Data extracted from a collection
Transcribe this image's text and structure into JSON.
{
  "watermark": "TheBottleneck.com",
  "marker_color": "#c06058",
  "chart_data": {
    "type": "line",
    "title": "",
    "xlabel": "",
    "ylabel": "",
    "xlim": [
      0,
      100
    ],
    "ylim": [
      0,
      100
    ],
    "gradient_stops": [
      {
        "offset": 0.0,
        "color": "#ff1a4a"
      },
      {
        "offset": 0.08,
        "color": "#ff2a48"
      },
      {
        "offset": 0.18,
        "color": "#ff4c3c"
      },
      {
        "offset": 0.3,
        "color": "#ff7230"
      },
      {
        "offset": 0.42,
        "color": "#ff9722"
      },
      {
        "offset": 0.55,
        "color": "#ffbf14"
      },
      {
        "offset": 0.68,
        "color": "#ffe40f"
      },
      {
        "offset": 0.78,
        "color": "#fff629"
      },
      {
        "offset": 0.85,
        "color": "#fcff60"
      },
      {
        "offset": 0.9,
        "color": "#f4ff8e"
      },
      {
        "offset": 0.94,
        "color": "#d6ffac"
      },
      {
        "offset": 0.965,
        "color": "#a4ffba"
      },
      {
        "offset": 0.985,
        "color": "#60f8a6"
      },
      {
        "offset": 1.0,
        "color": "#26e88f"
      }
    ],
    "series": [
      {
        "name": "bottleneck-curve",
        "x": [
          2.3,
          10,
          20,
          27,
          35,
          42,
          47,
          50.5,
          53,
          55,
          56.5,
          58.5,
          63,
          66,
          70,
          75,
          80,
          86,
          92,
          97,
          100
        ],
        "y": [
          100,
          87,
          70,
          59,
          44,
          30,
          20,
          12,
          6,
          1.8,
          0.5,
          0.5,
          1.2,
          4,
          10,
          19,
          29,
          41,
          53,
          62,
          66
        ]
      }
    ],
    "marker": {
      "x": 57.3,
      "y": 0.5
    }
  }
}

— EXERCISE REQUIREMENTS —
Extract the full set of entries word for word.

— OUTPUT FOR THIS EXERCISE —
Transcribe this image's text and structure into JSON.
{
  "watermark": "TheBottleneck.com",
  "marker_color": "#c06058",
  "chart_data": {
    "type": "line",
    "title": "",
    "xlabel": "",
    "ylabel": "",
    "xlim": [
      0,
      100
    ],
    "ylim": [
      0,
      100
    ],
    "gradient_stops": [
      {
        "offset": 0.0,
        "color": "#ff1a4a"
      },
      {
        "offset": 0.08,
        "color": "#ff2a48"
      },
      {
        "offset": 0.18,
        "color": "#ff4c3c"
      },
      {
        "offset": 0.3,
        "color": "#ff7230"
      },
      {
        "offset": 0.42,
        "color": "#ff9722"
      },
      {
        "offset": 0.55,
        "color": "#ffbf14"
      },
      {
        "offset": 0.68,
        "color": "#ffe40f"
      },
      {
        "offset": 0.78,
        "color": "#fff629"
      },
      {
        "offset": 0.85,
        "color": "#fcff60"
      },
      {
        "offset": 0.9,
        "color": "#f4ff8e"
      },
      {
        "offset": 0.94,
        "color": "#d6ffac"
      },
      {
        "offset": 0.965,
        "color": "#a4ffba"
      },
      {
        "offset": 0.985,
        "color": "#60f8a6"
      },
      {
        "offset": 1.0,
        "color": "#26e88f"
      }
    ],
    "series": [
      {
        "name": "bottleneck-curve",
        "x": [
          2.3,
          10,
          20,
          27,
          35,
          42,
          47,
          50.5,
          53,
          55,
          56.5,
          58.5,
          63,
          66,
          70,
          75,
          80,
          86,
          92,
          97,
          100
        ],
        "y": [
          100,
          87,
          70,
          59,
          44,
          30,
          20,
          12,
          6,
          1.8,
          0.5,
          0.5,
          1.2,
          4,
          10,
          19,
          29,
          41,
          53,
          62,
          66
        ]
      }
    ],
    "marker": {
      "x": 57.3,
      "y": 0.5
    }
  }
}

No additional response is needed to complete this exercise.